REQUIREMENTS: Word for word, restate every line of the material.

ROWS:
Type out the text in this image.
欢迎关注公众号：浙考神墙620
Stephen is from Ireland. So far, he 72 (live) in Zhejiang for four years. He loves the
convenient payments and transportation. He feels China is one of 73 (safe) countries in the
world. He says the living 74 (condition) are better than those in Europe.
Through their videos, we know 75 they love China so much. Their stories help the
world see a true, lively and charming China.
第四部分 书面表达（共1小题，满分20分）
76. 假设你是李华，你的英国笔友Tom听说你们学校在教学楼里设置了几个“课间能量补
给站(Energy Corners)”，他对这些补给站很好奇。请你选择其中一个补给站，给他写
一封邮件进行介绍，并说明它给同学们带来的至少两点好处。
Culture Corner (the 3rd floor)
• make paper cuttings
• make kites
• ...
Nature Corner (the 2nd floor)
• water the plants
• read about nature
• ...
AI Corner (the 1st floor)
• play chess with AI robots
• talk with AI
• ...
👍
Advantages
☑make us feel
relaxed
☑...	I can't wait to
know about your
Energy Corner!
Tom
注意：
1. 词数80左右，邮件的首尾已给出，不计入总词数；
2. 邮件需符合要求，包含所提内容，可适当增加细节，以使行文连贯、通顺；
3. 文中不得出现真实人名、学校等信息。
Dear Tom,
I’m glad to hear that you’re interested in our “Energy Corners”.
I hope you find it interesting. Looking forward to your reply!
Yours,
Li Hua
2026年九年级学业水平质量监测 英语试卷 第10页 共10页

WRITTEN RESPONSE:
Type out the text in this image.
欢迎关注公众号：浙考神墙620
Stephen is from Ireland. So far, he 72 (live) in Zhejiang for four years. He loves the
convenient payments and transportation. He feels China is one of 73 (safe) countries in the
world. He says the living 74 (condition) are better than those in Europe.
Through their videos, we know 75 they love China so much. Their stories help the
world see a true, lively and charming China.
第四部分 书面表达（共1小题，满分20分）
76. 假设你是李华，你的英国笔友Tom听说你们学校在教学楼里设置了几个“课间能量补
给站(Energy Corners)”，他对这些补给站很好奇。请你选择其中一个补给站，给他写
一封邮件进行介绍，并说明它给同学们带来的至少两点好处。
Culture Corner (the 3rd floor)
• make paper cuttings
• make kites
• ...
Nature Corner (the 2nd floor)
• water the plants
• read about nature
• ...
AI Corner (the 1st floor)
• play chess with AI robots
• talk with AI
• ...
👍
Advantages
☑make us feel
relaxed
☑...	I can't wait to
know about your
Energy Corner!
Tom
注意：
1. 词数80左右，邮件的首尾已给出，不计入总词数；
2. 邮件需符合要求，包含所提内容，可适当增加细节，以使行文连贯、通顺；
3. 文中不得出现真实人名、学校等信息。
Dear Tom,
I’m glad to hear that you’re interested in our “Energy Corners”.
I hope you find it interesting. Looking forward to your reply!
Yours,
Li Hua
2026年九年级学业水平质量监测 英语试卷 第10页 共10页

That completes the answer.